*Aim of the task*
Entries follow. Set all of them down as they stand.

*Exercise input*

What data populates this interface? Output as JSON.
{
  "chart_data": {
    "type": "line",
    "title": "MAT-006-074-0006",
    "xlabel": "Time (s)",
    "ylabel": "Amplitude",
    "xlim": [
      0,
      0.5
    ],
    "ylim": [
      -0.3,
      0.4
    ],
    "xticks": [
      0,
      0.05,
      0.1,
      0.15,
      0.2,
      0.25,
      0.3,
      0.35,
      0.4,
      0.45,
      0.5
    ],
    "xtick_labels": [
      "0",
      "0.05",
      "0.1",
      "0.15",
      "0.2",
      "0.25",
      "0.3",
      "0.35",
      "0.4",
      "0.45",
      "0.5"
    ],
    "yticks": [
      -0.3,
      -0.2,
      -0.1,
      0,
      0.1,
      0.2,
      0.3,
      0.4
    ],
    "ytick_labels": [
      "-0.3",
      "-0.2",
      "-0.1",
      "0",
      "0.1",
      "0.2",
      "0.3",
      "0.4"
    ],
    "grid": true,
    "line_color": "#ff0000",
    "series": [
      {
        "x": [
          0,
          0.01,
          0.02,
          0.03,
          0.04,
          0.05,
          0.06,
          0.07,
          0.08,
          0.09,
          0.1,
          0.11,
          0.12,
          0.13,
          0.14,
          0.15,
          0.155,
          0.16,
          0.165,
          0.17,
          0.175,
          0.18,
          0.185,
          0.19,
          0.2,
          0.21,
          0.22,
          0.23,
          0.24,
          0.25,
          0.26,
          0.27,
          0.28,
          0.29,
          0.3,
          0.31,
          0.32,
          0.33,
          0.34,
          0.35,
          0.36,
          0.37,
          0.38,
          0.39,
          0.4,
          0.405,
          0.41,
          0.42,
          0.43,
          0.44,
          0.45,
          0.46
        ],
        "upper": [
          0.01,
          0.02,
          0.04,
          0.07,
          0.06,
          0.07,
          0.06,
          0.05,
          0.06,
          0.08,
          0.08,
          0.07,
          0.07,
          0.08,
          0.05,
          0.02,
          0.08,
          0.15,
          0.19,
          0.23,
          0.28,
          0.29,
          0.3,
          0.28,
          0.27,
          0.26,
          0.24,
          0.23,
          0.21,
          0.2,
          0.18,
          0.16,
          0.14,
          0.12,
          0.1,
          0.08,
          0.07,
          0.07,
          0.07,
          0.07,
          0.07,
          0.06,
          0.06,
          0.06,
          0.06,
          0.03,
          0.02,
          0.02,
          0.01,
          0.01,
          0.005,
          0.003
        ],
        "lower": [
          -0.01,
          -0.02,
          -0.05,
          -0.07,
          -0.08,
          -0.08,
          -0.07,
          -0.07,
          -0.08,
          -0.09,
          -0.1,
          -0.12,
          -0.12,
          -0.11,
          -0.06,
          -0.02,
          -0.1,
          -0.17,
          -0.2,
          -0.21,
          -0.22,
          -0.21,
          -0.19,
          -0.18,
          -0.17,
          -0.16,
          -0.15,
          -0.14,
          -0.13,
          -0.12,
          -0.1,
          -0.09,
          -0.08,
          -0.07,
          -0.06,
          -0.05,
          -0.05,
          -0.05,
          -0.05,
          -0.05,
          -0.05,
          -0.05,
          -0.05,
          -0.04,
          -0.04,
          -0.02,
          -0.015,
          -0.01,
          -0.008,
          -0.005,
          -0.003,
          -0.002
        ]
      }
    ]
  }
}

*Final result*
What data populates this interface? Output as JSON.
{
  "chart_data": {
    "type": "line",
    "title": "MAT-006-074-0006",
    "xlabel": "Time (s)",
    "ylabel": "Amplitude",
    "xlim": [
      0,
      0.5
    ],
    "ylim": [
      -0.3,
      0.4
    ],
    "xticks": [
      0,
      0.05,
      0.1,
      0.15,
      0.2,
      0.25,
      0.3,
      0.35,
      0.4,
      0.45,
      0.5
    ],
    "xtick_labels": [
      "0",
      "0.05",
      "0.1",
      "0.15",
      "0.2",
      "0.25",
      "0.3",
      "0.35",
      "0.4",
      "0.45",
      "0.5"
    ],
    "yticks": [
      -0.3,
      -0.2,
      -0.1,
      0,
      0.1,
      0.2,
      0.3,
      0.4
    ],
    "ytick_labels": [
      "-0.3",
      "-0.2",
      "-0.1",
      "0",
      "0.1",
      "0.2",
      "0.3",
      "0.4"
    ],
    "grid": true,
    "line_color": "#ff0000",
    "series": [
      {
        "x": [
          0,
          0.01,
          0.02,
          0.03,
          0.04,
          0.05,
          0.06,
          0.07,
          0.08,
          0.09,
          0.1,
          0.11,
          0.12,
          0.13,
          0.14,
          0.15,
          0.155,
          0.16,
          0.165,
          0.17,
          0.175,
          0.18,
          0.185,
          0.19,
          0.2,
          0.21,
          0.22,
          0.23,
          0.24,
          0.25,
          0.26,
          0.27,
          0.28,
          0.29,
          0.3,
          0.31,
          0.32,
          0.33,
          0.34,
          0.35,
          0.36,
          0.37,
          0.38,
          0.39,
          0.4,
          0.405,
          0.41,
          0.42,
          0.43,
          0.44,
          0.45,
          0.46
        ],
        "upper": [
          0.01,
          0.02,
          0.04,
          0.07,
          0.06,
          0.07,
          0.06,
          0.05,
          0.06,
          0.08,
          0.08,
          0.07,
          0.07,
          0.08,
          0.05,
          0.02,
          0.08,
          0.15,
          0.19,
          0.23,
          0.28,
          0.29,
          0.3,
          0.28,
          0.27,
          0.26,
          0.24,
          0.23,
          0.21,
          0.2,
          0.18,
          0.16,
          0.14,
          0.12,
          0.1,
          0.08,
          0.07,
          0.07,
          0.07,
          0.07,
          0.07,
          0.06,
          0.06,
          0.06,
          0.06,
          0.03,
          0.02,
          0.02,
          0.01,
          0.01,
          0.005,
          0.003
        ],
        "lower": [
          -0.01,
          -0.02,
          -0.05,
          -0.07,
          -0.08,
          -0.08,
          -0.07,
          -0.07,
          -0.08,
          -0.09,
          -0.1,
          -0.12,
          -0.12,
          -0.11,
          -0.06,
          -0.02,
          -0.1,
          -0.17,
          -0.2,
          -0.21,
          -0.22,
          -0.21,
          -0.19,
          -0.18,
          -0.17,
          -0.16,
          -0.15,
          -0.14,
          -0.13,
          -0.12,
          -0.1,
          -0.09,
          -0.08,
          -0.07,
          -0.06,
          -0.05,
          -0.05,
          -0.05,
          -0.05,
          -0.05,
          -0.05,
          -0.05,
          -0.05,
          -0.04,
          -0.04,
          -0.02,
          -0.015,
          -0.01,
          -0.008,
          -0.005,
          -0.003,
          -0.002
        ]
      }
    ]
  }
}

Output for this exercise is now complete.